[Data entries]
--------------------
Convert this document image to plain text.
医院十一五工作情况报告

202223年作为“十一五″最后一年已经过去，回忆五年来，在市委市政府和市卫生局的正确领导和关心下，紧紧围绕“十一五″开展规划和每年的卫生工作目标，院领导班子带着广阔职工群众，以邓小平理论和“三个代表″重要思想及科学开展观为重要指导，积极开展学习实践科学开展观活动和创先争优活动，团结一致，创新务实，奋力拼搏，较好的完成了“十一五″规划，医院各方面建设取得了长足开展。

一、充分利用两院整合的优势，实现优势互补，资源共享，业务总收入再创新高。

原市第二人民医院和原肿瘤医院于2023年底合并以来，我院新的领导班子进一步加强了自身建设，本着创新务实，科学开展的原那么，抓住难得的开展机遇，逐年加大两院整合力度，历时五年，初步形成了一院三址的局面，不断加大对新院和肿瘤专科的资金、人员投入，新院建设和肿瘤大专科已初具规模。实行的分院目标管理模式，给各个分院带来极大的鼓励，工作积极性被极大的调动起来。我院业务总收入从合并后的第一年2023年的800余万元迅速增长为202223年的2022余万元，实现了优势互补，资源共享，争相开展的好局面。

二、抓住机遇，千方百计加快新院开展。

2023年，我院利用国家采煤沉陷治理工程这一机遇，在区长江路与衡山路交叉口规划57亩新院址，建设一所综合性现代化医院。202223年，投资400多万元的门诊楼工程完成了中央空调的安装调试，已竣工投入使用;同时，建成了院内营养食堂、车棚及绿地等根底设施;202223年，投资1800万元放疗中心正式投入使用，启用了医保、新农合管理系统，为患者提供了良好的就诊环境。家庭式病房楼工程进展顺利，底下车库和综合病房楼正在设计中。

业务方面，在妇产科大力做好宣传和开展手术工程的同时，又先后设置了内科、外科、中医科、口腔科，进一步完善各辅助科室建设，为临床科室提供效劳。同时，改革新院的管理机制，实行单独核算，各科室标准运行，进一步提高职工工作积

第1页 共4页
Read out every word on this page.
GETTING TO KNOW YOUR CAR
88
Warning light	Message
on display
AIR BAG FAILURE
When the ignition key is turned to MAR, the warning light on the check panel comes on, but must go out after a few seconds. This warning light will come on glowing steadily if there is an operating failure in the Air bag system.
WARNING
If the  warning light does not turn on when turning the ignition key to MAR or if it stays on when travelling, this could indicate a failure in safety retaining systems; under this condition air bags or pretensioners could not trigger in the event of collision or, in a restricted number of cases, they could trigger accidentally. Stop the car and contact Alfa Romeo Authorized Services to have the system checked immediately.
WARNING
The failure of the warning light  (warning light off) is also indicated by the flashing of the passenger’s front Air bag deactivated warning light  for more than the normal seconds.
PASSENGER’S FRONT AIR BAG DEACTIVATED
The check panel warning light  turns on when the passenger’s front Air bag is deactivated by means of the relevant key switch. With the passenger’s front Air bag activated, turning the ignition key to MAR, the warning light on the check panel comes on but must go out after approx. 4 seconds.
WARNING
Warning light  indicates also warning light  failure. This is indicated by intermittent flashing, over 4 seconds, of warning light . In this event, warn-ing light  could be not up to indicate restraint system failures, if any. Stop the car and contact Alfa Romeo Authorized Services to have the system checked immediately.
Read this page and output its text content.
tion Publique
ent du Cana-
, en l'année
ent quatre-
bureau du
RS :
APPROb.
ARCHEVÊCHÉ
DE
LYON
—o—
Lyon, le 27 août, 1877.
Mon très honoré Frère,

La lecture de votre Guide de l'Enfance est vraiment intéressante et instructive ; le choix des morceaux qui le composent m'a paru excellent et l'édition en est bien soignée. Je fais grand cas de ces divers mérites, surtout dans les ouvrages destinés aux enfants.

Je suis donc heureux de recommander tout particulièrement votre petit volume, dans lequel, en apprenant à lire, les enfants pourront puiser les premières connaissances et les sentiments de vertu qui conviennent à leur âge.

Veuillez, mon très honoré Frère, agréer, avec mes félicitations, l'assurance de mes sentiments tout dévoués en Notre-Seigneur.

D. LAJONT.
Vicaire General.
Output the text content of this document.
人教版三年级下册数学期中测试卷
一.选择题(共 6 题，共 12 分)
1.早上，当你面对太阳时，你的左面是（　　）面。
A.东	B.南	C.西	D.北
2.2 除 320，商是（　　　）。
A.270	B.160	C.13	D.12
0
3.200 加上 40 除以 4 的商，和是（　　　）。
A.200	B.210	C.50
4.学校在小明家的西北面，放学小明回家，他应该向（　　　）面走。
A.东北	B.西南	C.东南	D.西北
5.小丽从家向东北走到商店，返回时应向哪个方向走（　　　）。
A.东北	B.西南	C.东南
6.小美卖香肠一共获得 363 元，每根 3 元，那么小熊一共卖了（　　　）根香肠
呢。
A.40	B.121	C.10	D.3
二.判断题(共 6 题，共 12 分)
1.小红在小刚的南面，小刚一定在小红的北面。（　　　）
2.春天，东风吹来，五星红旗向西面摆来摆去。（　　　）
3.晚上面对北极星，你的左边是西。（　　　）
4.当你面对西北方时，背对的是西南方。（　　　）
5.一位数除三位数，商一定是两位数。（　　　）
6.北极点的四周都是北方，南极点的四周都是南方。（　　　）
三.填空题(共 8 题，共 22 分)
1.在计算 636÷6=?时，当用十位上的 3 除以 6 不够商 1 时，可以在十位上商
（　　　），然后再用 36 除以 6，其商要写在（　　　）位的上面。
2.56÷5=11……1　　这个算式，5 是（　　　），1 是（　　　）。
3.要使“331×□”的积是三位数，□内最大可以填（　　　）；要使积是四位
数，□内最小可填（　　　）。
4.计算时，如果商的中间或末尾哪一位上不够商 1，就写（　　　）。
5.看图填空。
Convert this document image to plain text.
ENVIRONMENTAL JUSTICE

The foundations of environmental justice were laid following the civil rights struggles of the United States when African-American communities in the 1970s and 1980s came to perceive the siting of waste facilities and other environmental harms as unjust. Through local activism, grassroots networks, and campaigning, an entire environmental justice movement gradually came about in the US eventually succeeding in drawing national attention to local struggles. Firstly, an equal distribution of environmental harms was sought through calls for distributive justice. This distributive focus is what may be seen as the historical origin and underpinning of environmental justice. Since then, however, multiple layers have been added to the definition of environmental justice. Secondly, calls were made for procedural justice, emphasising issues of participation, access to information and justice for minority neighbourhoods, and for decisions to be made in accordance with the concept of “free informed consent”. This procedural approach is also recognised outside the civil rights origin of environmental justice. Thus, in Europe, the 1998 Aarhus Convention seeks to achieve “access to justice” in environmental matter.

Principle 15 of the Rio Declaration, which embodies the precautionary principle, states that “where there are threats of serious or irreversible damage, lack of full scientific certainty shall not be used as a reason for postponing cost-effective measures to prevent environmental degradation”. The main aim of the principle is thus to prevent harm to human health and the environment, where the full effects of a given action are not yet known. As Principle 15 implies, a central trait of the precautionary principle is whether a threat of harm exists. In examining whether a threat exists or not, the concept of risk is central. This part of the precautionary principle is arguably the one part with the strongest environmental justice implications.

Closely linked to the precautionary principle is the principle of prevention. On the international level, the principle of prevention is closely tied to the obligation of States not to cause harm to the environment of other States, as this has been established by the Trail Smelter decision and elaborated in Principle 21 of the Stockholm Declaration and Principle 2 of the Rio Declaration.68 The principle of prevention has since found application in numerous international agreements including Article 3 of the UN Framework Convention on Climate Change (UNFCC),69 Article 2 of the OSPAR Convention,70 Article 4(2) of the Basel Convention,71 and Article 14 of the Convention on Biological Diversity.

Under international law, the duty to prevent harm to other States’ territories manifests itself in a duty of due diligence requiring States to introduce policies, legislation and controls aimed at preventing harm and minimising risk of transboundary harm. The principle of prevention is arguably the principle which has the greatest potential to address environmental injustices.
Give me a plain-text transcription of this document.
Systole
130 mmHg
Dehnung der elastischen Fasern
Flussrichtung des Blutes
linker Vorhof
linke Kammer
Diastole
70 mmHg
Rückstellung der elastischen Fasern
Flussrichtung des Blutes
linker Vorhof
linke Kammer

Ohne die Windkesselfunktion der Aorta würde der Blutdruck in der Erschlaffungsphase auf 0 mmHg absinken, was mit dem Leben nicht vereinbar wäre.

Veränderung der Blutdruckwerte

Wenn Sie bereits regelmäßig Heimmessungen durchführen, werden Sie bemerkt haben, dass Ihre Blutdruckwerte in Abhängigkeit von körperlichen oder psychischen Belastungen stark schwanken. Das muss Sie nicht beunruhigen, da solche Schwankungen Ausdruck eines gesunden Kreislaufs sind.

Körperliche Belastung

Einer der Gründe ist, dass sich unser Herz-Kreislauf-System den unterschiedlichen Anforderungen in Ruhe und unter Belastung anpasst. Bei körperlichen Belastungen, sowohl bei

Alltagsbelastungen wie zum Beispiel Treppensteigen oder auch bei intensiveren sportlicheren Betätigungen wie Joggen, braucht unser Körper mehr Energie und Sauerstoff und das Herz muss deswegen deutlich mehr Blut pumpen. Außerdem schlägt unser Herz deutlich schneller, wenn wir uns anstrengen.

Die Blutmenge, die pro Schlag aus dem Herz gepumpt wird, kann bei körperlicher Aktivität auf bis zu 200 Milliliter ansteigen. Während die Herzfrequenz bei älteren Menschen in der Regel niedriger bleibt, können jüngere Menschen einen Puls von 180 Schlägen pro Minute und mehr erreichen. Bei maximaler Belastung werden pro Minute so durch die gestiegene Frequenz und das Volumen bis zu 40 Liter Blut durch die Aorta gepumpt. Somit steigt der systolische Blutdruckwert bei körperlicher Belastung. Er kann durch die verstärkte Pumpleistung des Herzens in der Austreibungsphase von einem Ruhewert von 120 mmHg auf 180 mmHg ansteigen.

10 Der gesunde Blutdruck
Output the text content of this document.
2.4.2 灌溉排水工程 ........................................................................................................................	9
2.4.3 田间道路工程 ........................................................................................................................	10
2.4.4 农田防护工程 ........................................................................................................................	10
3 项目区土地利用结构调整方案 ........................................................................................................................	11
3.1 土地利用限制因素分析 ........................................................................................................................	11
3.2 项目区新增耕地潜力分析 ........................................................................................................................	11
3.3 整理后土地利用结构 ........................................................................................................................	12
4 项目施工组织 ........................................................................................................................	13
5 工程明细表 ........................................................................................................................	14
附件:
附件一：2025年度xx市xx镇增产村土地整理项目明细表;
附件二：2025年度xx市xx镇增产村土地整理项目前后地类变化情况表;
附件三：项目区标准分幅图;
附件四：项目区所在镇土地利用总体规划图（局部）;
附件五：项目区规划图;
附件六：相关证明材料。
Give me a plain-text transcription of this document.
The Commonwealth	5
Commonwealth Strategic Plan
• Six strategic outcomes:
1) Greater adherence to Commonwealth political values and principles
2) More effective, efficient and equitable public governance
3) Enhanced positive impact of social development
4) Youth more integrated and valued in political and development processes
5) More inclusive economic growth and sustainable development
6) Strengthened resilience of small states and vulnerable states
--------------------
Your instructions -
Within the material above, find the lines that contain the word "mmHg"; copy them.

Response to this exercise -
130 mmHg
70 mmHg
Ohne die Windkesselfunktion der Aorta würde der Blutdruck in der Erschlaffungsphase auf 0 mmHg absinken, was mit dem Leben nicht vereinbar wäre.
Die Blutmenge, die pro Schlag aus dem Herz gepumpt wird, kann bei körperlicher Aktivität auf bis zu 200 Milliliter ansteigen. Während die Herzfrequenz bei älteren Menschen in der Regel niedriger bleibt, können jüngere Menschen einen Puls von 180 Schlägen pro Minute und mehr erreichen. Bei maximaler Belastung werden pro Minute so durch die gestiegene Frequenz und das Volumen bis zu 40 Liter Blut durch die Aorta gepumpt. Somit steigt der systolische Blutdruckwert bei körperlicher Belastung. Er kann durch die verstärkte Pumpleistung des Herzens in der Austreibungsphase von einem Ruhewert von 120 mmHg auf 180 mmHg ansteigen.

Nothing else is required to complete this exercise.